• _Exercise objective_:
Where a line of the listing below includes the word "Default", reproduce that line.

## begin Material provided

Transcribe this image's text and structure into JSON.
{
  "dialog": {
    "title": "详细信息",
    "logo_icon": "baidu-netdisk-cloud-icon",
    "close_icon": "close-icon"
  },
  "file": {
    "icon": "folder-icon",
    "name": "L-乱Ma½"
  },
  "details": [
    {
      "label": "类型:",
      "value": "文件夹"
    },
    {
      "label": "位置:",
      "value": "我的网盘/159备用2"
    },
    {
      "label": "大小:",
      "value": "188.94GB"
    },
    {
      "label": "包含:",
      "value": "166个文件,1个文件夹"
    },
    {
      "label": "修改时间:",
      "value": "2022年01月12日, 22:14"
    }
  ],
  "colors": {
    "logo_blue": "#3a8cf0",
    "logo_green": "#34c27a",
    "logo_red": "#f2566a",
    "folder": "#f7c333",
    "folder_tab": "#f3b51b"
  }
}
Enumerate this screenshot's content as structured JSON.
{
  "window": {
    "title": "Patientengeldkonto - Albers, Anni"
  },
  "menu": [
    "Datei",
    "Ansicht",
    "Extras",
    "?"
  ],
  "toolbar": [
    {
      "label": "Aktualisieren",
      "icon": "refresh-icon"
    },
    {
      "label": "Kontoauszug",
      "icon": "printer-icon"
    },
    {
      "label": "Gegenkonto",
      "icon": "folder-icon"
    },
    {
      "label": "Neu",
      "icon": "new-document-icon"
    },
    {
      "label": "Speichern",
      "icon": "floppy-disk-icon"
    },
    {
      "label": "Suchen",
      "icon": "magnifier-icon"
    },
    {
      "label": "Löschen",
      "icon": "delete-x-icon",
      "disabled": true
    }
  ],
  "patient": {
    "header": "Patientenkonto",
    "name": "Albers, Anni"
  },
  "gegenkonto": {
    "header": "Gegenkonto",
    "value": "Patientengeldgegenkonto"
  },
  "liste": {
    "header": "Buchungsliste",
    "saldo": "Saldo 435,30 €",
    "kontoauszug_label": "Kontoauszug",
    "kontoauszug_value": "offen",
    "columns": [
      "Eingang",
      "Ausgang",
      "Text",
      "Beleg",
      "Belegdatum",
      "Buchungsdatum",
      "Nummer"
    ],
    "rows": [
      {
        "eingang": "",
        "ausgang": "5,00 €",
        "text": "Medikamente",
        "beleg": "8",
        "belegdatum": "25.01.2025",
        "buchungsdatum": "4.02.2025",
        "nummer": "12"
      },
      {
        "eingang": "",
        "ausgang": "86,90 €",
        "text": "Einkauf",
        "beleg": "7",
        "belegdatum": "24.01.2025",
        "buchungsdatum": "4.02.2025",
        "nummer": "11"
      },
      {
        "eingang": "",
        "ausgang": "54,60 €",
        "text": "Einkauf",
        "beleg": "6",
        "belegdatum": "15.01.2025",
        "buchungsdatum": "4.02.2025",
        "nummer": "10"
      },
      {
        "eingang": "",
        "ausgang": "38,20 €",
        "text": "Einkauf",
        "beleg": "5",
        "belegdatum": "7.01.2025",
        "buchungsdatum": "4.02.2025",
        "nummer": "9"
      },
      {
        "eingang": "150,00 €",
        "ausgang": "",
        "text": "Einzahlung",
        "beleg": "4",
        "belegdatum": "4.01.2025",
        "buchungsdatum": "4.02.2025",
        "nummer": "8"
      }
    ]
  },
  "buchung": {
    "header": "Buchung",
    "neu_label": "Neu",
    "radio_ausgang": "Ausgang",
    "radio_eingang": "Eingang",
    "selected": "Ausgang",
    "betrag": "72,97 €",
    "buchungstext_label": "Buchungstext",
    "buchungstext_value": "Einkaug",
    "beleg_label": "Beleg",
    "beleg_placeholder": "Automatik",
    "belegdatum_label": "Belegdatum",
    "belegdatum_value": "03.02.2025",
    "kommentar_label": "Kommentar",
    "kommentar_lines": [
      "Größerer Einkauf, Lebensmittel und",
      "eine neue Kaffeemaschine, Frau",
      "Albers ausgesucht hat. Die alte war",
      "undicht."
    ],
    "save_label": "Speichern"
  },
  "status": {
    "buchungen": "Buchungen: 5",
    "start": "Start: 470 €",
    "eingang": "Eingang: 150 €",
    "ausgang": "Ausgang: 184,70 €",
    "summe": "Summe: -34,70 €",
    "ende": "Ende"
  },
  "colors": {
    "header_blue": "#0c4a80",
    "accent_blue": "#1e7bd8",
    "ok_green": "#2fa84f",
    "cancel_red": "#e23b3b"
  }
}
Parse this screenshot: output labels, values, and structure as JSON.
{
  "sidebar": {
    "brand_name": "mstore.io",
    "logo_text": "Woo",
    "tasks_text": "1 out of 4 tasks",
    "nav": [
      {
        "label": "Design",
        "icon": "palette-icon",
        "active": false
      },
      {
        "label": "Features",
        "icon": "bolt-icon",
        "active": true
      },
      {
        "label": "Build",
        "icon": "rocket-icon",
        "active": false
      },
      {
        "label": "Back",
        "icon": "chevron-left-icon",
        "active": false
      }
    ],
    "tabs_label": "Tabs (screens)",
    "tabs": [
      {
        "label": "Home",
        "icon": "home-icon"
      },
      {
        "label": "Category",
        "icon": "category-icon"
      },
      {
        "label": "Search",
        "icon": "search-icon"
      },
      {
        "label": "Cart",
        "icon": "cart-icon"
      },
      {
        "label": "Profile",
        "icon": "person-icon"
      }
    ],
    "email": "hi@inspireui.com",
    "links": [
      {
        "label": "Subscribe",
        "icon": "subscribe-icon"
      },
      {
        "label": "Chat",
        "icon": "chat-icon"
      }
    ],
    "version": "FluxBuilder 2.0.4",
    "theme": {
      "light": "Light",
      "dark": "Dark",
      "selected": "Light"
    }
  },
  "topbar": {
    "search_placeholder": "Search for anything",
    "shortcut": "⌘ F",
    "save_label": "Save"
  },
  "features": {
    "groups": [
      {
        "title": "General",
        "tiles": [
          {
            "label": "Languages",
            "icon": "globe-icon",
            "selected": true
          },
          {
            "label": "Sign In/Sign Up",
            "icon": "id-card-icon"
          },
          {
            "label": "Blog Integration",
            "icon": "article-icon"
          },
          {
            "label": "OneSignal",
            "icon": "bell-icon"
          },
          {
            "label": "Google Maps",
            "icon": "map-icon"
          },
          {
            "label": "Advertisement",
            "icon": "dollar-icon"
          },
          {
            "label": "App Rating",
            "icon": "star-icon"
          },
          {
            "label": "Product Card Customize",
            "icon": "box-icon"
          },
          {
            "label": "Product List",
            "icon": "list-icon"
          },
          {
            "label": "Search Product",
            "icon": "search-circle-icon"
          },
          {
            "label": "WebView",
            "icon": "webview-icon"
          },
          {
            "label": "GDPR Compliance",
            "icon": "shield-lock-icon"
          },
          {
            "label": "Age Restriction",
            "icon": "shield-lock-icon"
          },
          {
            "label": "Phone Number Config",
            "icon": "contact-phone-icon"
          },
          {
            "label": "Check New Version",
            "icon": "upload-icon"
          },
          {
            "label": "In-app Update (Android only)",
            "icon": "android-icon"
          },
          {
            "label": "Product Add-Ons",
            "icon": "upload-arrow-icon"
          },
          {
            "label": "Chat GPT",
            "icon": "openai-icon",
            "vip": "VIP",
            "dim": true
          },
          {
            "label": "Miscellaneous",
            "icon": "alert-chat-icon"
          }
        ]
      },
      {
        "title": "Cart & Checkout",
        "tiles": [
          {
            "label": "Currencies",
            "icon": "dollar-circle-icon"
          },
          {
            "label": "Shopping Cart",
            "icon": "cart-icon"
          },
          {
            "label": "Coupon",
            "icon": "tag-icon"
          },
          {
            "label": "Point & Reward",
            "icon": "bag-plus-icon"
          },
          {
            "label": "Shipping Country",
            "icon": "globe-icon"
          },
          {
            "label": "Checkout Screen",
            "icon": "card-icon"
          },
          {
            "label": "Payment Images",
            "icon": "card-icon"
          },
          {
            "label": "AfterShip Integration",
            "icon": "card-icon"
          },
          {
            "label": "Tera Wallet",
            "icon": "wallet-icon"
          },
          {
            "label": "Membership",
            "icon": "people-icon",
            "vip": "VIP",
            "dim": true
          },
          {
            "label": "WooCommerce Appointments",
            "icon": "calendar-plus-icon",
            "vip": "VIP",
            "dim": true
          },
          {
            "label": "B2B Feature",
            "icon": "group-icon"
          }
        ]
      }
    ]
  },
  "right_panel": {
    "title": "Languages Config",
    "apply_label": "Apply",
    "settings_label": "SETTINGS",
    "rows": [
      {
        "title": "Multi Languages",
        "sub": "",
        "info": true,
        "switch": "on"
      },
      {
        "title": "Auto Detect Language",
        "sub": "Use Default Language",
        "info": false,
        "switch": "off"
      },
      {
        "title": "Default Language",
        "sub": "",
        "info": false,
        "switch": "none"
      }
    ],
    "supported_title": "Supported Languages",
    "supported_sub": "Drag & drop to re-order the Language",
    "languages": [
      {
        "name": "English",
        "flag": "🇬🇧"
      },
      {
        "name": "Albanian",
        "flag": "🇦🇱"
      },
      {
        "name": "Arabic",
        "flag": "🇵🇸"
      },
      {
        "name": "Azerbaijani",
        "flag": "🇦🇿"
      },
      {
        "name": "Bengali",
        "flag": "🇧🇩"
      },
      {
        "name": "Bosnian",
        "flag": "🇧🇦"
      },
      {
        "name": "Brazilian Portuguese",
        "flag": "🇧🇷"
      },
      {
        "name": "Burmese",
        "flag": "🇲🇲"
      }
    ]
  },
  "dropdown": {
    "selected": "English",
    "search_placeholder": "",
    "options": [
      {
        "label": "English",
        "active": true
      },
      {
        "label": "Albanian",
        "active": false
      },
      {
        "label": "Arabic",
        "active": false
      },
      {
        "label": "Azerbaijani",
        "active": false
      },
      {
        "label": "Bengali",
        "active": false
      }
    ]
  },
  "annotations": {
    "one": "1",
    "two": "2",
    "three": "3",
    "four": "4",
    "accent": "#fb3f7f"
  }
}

## end Material provided

• _Solution_:
        "sub": "Use Default Language",
        "title": "Default Language",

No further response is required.